[Begin Information supplied]

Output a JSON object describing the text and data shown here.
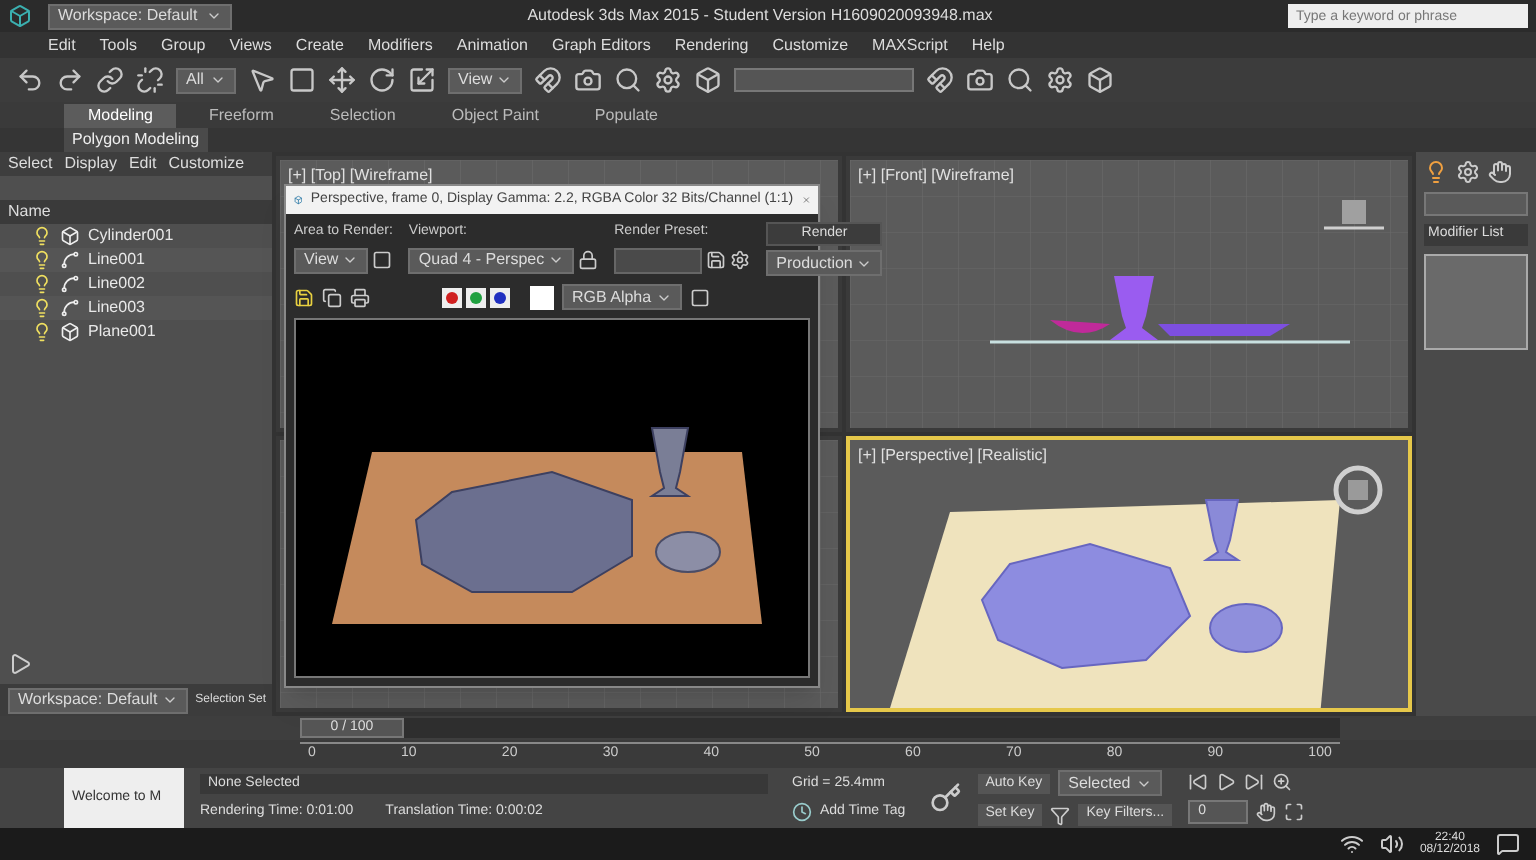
{
  "title_bar": {
    "workspace": "Workspace: Default",
    "title": "Autodesk 3ds Max 2015 - Student Version   H1609020093948.max",
    "search_placeholder": "Type a keyword or phrase"
  },
  "menu": [
    "Edit",
    "Tools",
    "Group",
    "Views",
    "Create",
    "Modifiers",
    "Animation",
    "Graph Editors",
    "Rendering",
    "Customize",
    "MAXScript",
    "Help"
  ],
  "toolbar": {
    "selection_filter": "All",
    "reference_coord": "View"
  },
  "ribbon": {
    "tabs": [
      {
        "label": "Modeling",
        "selected": true
      },
      {
        "label": "Freeform",
        "selected": false
      },
      {
        "label": "Selection",
        "selected": false
      },
      {
        "label": "Object Paint",
        "selected": false
      },
      {
        "label": "Populate",
        "selected": false
      }
    ],
    "panel": "Polygon Modeling"
  },
  "scene_explorer": {
    "menu": [
      "Select",
      "Display",
      "Edit",
      "Customize"
    ],
    "column": "Name",
    "items": [
      {
        "name": "Cylinder001",
        "kind": "geometry"
      },
      {
        "name": "Line001",
        "kind": "shape"
      },
      {
        "name": "Line002",
        "kind": "shape"
      },
      {
        "name": "Line003",
        "kind": "shape"
      },
      {
        "name": "Plane001",
        "kind": "geometry"
      }
    ],
    "workspace": "Workspace: Default",
    "selection_set": "Selection Set"
  },
  "viewports": [
    {
      "label": "[+] [Top] [Wireframe]",
      "kind": "top",
      "active": false
    },
    {
      "label": "[+] [Front] [Wireframe]",
      "kind": "front",
      "active": false
    },
    {
      "kind": "left",
      "active": false
    },
    {
      "label": "[+] [Perspective] [Realistic]",
      "kind": "perspective",
      "active": true
    }
  ],
  "render_window": {
    "title": "Perspective, frame 0, Display Gamma: 2.2, RGBA Color 32 Bits/Channel (1:1)",
    "area_label": "Area to Render:",
    "area_value": "View",
    "viewport_label": "Viewport:",
    "viewport_value": "Quad 4 - Perspec",
    "preset_label": "Render Preset:",
    "render_button": "Render",
    "render_mode": "Production",
    "channel_display": "RGB Alpha"
  },
  "command_panel": {
    "modifier_list": "Modifier List"
  },
  "timeline": {
    "frame": "0 / 100",
    "level": 0,
    "ticks": [
      "0",
      "10",
      "20",
      "30",
      "40",
      "50",
      "60",
      "70",
      "80",
      "90",
      "100"
    ]
  },
  "status": {
    "maxscript": "Welcome to M",
    "selection": "None Selected",
    "rendering_time": "Rendering Time: 0:01:00",
    "translation_time": "Translation Time: 0:00:02",
    "grid": "Grid = 25.4mm",
    "add_time_tag": "Add Time Tag",
    "auto_key": "Auto Key",
    "key_mode": "Selected",
    "set_key": "Set Key",
    "key_filters": "Key Filters...",
    "current_frame": "0"
  },
  "taskbar": {
    "time": "22:40",
    "date": "08/12/2018"
  }
}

[End Information supplied]

# [Task to carry out]
Pictures are excluded; copy all other data exactly as shown.

# [Solved problem]
Output a JSON object describing the text and data shown here.
{
  "title_bar": {
    "workspace": "Workspace: Default",
    "title": "Autodesk 3ds Max 2015 - Student Version   H1609020093948.max",
    "search_placeholder": "Type a keyword or phrase"
  },
  "menu": [
    "Edit",
    "Tools",
    "Group",
    "Views",
    "Create",
    "Modifiers",
    "Animation",
    "Graph Editors",
    "Rendering",
    "Customize",
    "MAXScript",
    "Help"
  ],
  "toolbar": {
    "selection_filter": "All",
    "reference_coord": "View"
  },
  "ribbon": {
    "tabs": [
      {
        "label": "Modeling",
        "selected": true
      },
      {
        "label": "Freeform",
        "selected": false
      },
      {
        "label": "Selection",
        "selected": false
      },
      {
        "label": "Object Paint",
        "selected": false
      },
      {
        "label": "Populate",
        "selected": false
      }
    ],
    "panel": "Polygon Modeling"
  },
  "scene_explorer": {
    "menu": [
      "Select",
      "Display",
      "Edit",
      "Customize"
    ],
    "column": "Name",
    "items": [
      {
        "name": "Cylinder001",
        "kind": "geometry"
      },
      {
        "name": "Line001",
        "kind": "shape"
      },
      {
        "name": "Line002",
        "kind": "shape"
      },
      {
        "name": "Line003",
        "kind": "shape"
      },
      {
        "name": "Plane001",
        "kind": "geometry"
      }
    ],
    "workspace": "Workspace: Default",
    "selection_set": "Selection Set"
  },
  "viewports": [
    {
      "label": "[+] [Top] [Wireframe]",
      "kind": "top",
      "active": false
    },
    {
      "label": "[+] [Front] [Wireframe]",
      "kind": "front",
      "active": false
    },
    {
      "kind": "left",
      "active": false
    },
    {
      "label": "[+] [Perspective] [Realistic]",
      "kind": "perspective",
      "active": true
    }
  ],
  "render_window": {
    "title": "Perspective, frame 0, Display Gamma: 2.2, RGBA Color 32 Bits/Channel (1:1)",
    "area_label": "Area to Render:",
    "area_value": "View",
    "viewport_label": "Viewport:",
    "viewport_value": "Quad 4 - Perspec",
    "preset_label": "Render Preset:",
    "render_button": "Render",
    "render_mode": "Production",
    "channel_display": "RGB Alpha"
  },
  "command_panel": {
    "modifier_list": "Modifier List"
  },
  "timeline": {
    "frame": "0 / 100",
    "level": 0,
    "ticks": [
      "0",
      "10",
      "20",
      "30",
      "40",
      "50",
      "60",
      "70",
      "80",
      "90",
      "100"
    ]
  },
  "status": {
    "maxscript": "Welcome to M",
    "selection": "None Selected",
    "rendering_time": "Rendering Time: 0:01:00",
    "translation_time": "Translation Time: 0:00:02",
    "grid": "Grid = 25.4mm",
    "add_time_tag": "Add Time Tag",
    "auto_key": "Auto Key",
    "key_mode": "Selected",
    "set_key": "Set Key",
    "key_filters": "Key Filters...",
    "current_frame": "0"
  },
  "taskbar": {
    "time": "22:40",
    "date": "08/12/2018"
  }
}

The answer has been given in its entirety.